■ Entries with figure data
• • • •

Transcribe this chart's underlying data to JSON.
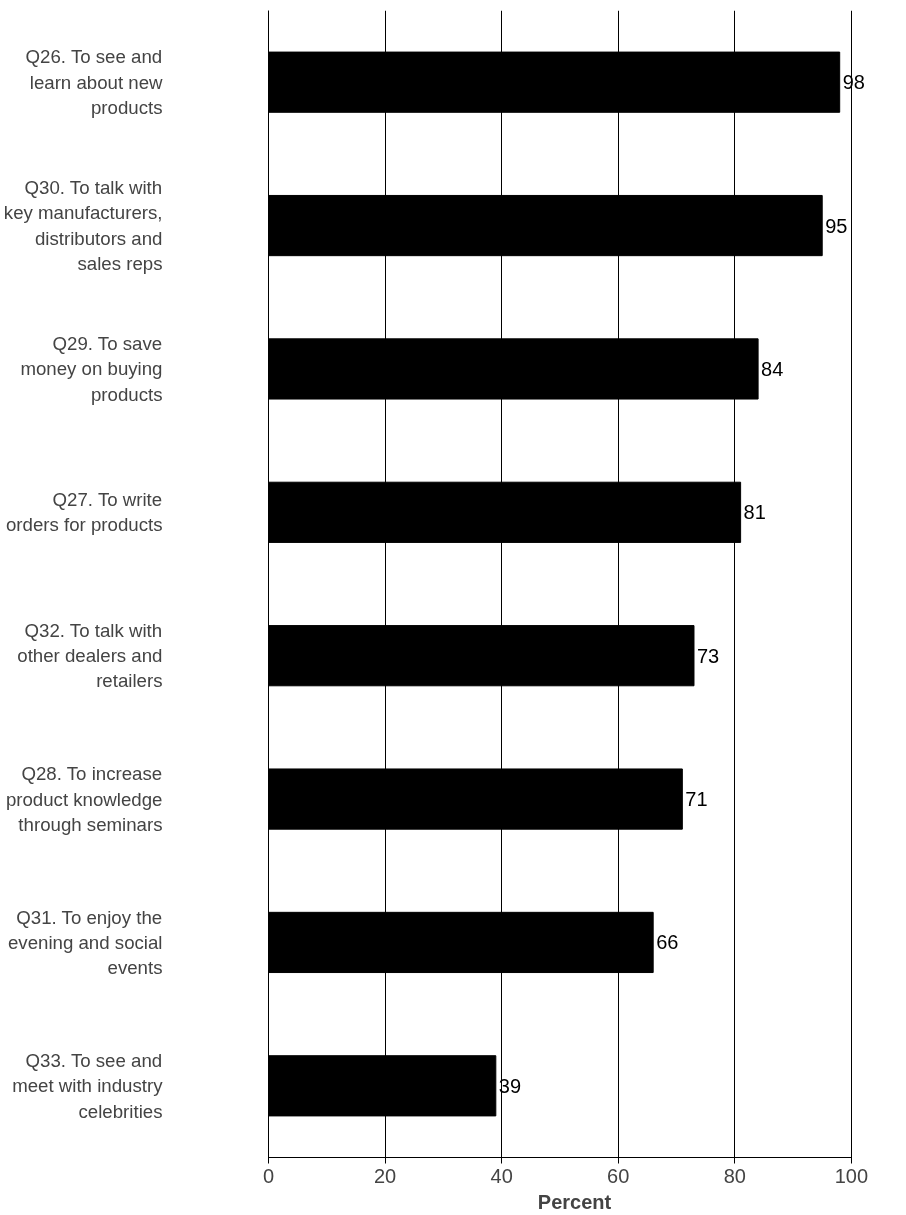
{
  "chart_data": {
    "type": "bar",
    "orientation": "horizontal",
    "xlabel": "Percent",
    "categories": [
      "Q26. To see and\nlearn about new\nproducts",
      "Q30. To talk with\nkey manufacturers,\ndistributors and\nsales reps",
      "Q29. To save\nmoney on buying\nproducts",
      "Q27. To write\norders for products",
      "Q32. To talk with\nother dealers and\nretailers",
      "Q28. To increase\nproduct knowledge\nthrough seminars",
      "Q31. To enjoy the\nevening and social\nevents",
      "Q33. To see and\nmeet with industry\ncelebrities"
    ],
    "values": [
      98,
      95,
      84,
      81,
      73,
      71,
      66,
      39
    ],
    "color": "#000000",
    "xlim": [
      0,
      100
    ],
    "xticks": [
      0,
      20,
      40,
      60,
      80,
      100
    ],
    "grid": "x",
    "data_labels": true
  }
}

• • • •

■ What the task requires
Output a faithful copy of the data, with each picture left out.

■ Written reply
Transcribe this chart's underlying data to JSON.
{
  "chart_data": {
    "type": "bar",
    "orientation": "horizontal",
    "xlabel": "Percent",
    "categories": [
      "Q26. To see and\nlearn about new\nproducts",
      "Q30. To talk with\nkey manufacturers,\ndistributors and\nsales reps",
      "Q29. To save\nmoney on buying\nproducts",
      "Q27. To write\norders for products",
      "Q32. To talk with\nother dealers and\nretailers",
      "Q28. To increase\nproduct knowledge\nthrough seminars",
      "Q31. To enjoy the\nevening and social\nevents",
      "Q33. To see and\nmeet with industry\ncelebrities"
    ],
    "values": [
      98,
      95,
      84,
      81,
      73,
      71,
      66,
      39
    ],
    "color": "#000000",
    "xlim": [
      0,
      100
    ],
    "xticks": [
      0,
      20,
      40,
      60,
      80,
      100
    ],
    "grid": "x",
    "data_labels": true
  }
}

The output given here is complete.